--- Passage shown ---
Previously the msi_alloc() and msix_alloc() passed some extra stuff
back to the nexus methods which then added the IRQs. This approach is
a bit cleaner.
- Change the MSI sx lock to a mutex. If we need to create new sources,
drop the lock, create the required number of sources, then get the lock
and try the allocation again.


# 167747 20-Mar-2007 jhb

Add a new apic0 psuedo-device to claim memory resources for the memory
address ranges used by local and I/O APICs in the system. Some systems
also reserve these ranges as system resources via either PnPBIOS or
ACPI, so this device currently attaches after acpi0 and legacy0 so that
the system resources are given precedence.


# 167247 05-Mar-2007 jhb

Use vm_paddr_t rather than uintptr_t when passing the physical address of
APICs to lapic_init() and ioapic_create().


# 167240 05-Mar-2007 jhb

Add a simple device driver to "eat" any I/O APICs that show up as PCI
devices.

MFC after: 1 week


# 164358 17-Nov-2006 jhb

Trim some noise from bootverbose:
- Drop the printf in intr_machdep.c when we assign an interrupt souce to
a CPU. Each source already has a more detailed printf.
- Don't output a line for each ioapic pin showing its initial state, this
has outlived its usefulness.
- When an APIC enumerator sets the bus, polarity, or trigger mode of an
ioapic pin, just return success without printing anything if the new
value matches the current one.

--- Your task ---
Reproduce everything in the commit log from "Trim some noise" down to "more detailed printf.".

--- Dataset excerpts ---
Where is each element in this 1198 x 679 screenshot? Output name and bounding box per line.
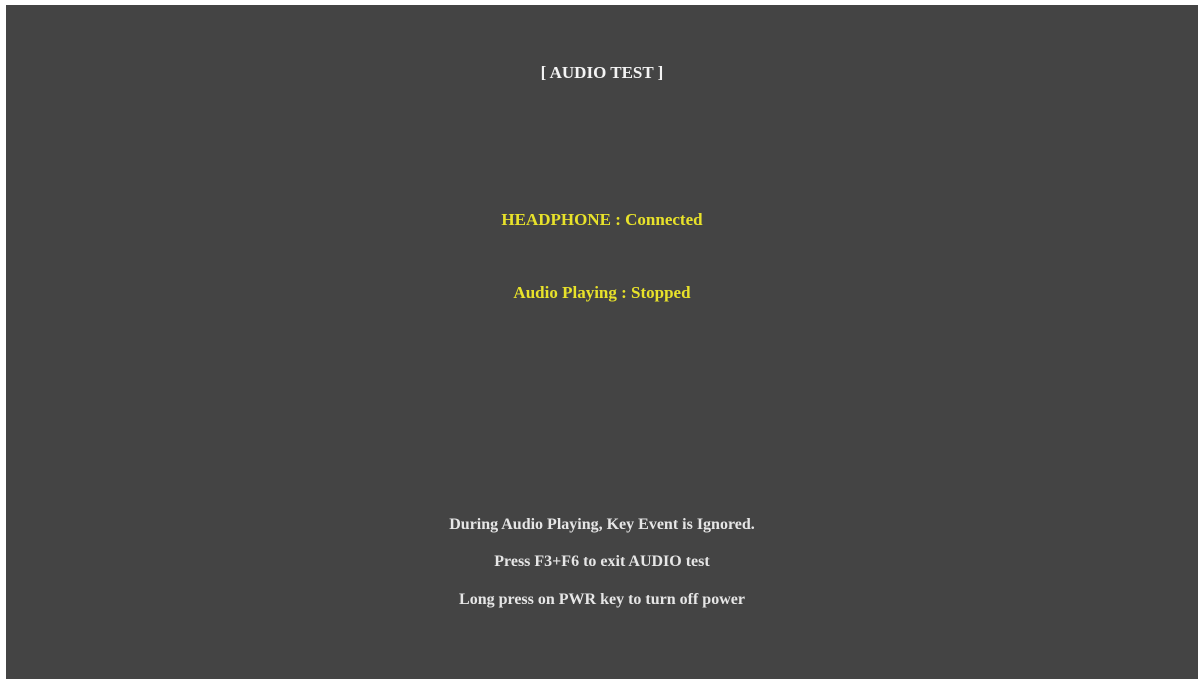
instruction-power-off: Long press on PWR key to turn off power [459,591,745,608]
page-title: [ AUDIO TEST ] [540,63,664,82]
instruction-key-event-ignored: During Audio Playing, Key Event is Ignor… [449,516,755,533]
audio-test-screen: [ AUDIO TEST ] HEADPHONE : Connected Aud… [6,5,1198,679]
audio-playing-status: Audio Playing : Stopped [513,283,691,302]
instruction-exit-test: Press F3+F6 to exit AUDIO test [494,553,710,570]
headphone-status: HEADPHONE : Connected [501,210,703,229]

...

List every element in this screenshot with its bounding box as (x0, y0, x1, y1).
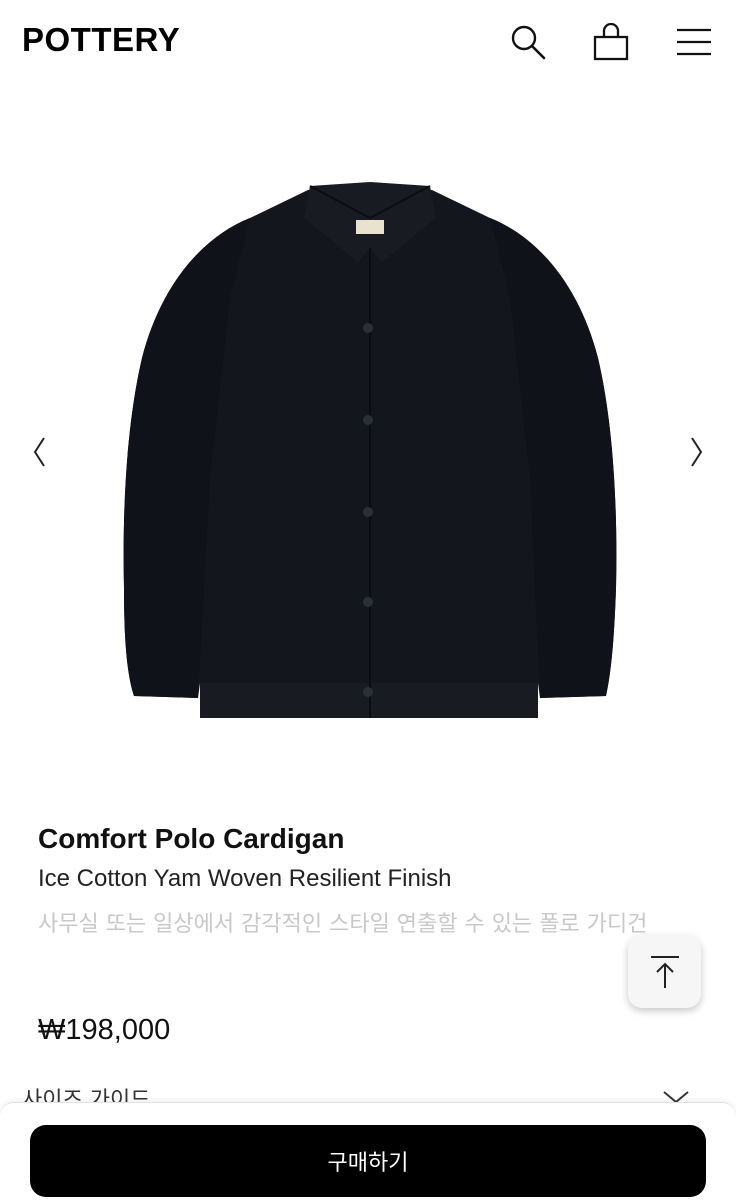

--- Exercise output ---
Trim some noise from bootverbose:
- Drop the printf in intr_machdep.c when we assign an interrupt souce to
a CPU. Each source already has a more detailed printf.